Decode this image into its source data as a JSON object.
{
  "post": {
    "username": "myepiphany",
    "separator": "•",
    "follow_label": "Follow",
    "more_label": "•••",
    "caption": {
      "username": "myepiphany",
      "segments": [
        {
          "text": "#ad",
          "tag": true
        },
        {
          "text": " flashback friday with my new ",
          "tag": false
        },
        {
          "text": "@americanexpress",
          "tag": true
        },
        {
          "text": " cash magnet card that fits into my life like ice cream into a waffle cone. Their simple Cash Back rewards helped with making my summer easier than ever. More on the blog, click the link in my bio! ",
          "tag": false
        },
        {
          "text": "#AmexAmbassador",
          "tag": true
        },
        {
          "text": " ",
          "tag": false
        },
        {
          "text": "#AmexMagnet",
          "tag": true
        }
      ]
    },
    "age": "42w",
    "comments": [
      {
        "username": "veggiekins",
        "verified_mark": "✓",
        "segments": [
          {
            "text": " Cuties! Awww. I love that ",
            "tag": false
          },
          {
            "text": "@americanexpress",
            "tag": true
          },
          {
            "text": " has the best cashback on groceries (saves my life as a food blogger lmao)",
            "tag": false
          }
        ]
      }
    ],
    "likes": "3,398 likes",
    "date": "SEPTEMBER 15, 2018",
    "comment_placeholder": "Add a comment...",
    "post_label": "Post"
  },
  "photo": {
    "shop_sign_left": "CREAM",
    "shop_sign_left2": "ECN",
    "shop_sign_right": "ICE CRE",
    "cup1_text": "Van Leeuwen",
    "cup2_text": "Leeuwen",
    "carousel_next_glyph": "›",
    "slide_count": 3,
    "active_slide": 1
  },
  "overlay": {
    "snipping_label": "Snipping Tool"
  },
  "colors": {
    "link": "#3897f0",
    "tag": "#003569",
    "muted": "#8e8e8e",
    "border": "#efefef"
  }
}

Given task:
Lines in the records that hold the word "americanexpress" are to be counted; give only the total.

Solution below:
2